* **Short exercise**: Show every line where "icon" occurs.

* **Stored records**:
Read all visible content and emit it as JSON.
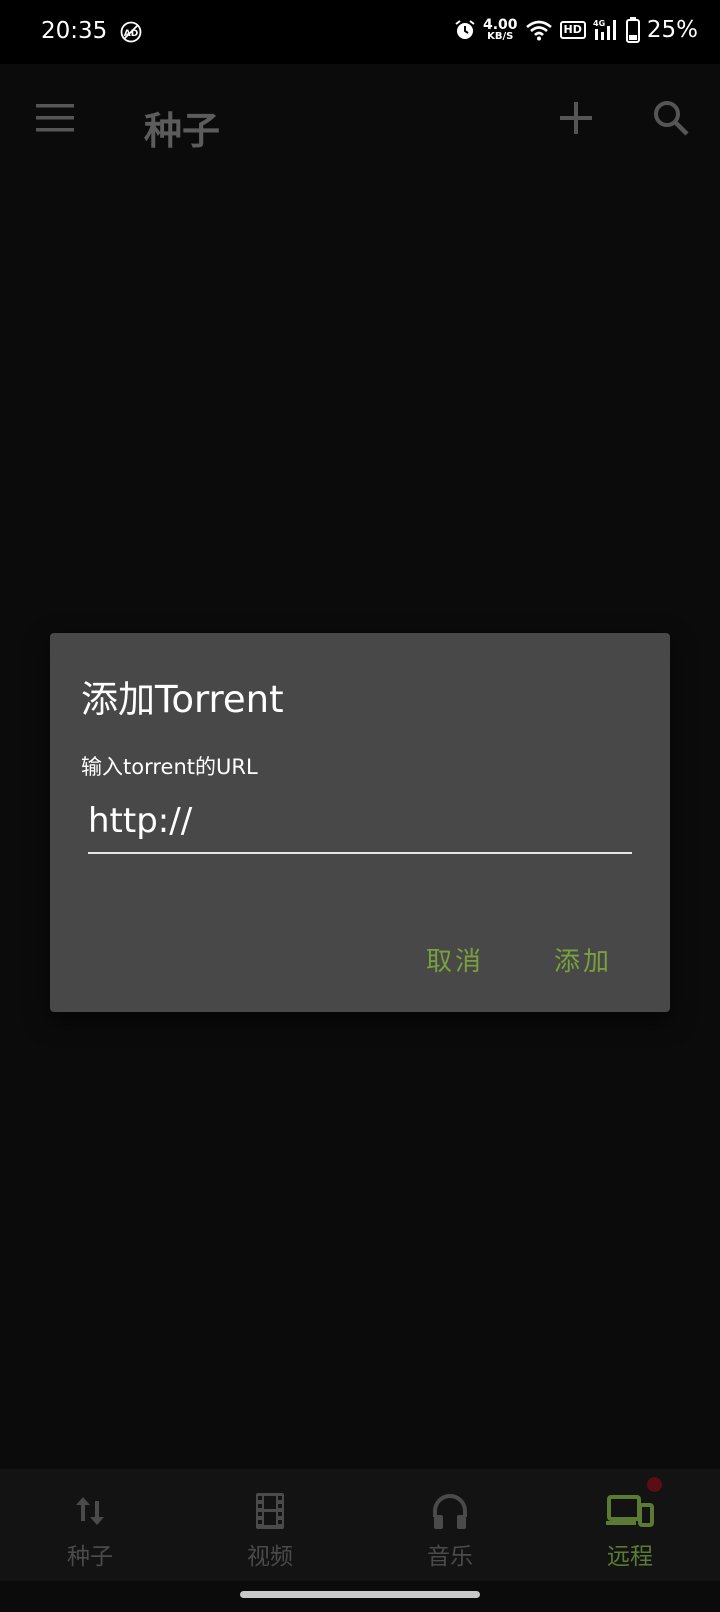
{
  "status_bar": {
    "time": "20:35",
    "speed_value": "4.00",
    "speed_unit": "KB/S",
    "hd_label": "HD",
    "network": "4G",
    "battery_percent": "25%"
  },
  "toolbar": {
    "title": "种子"
  },
  "dialog": {
    "title": "添加Torrent",
    "label": "输入torrent的URL",
    "input_value": "http://",
    "cancel_label": "取消",
    "add_label": "添加"
  },
  "bottom_nav": {
    "items": [
      {
        "label": "种子",
        "icon": "transfer-arrows-icon",
        "active": false
      },
      {
        "label": "视频",
        "icon": "film-icon",
        "active": false
      },
      {
        "label": "音乐",
        "icon": "headphones-icon",
        "active": false
      },
      {
        "label": "远程",
        "icon": "devices-icon",
        "active": true
      }
    ]
  },
  "colors": {
    "accent": "#7aa03e",
    "dialog_bg": "#484848",
    "background": "#0b0b0b",
    "badge": "#5a0d13"
  }
}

* **Answer to the problem**:
        "icon": "transfer-arrows-icon",
        "icon": "film-icon",
        "icon": "headphones-icon",
        "icon": "devices-icon",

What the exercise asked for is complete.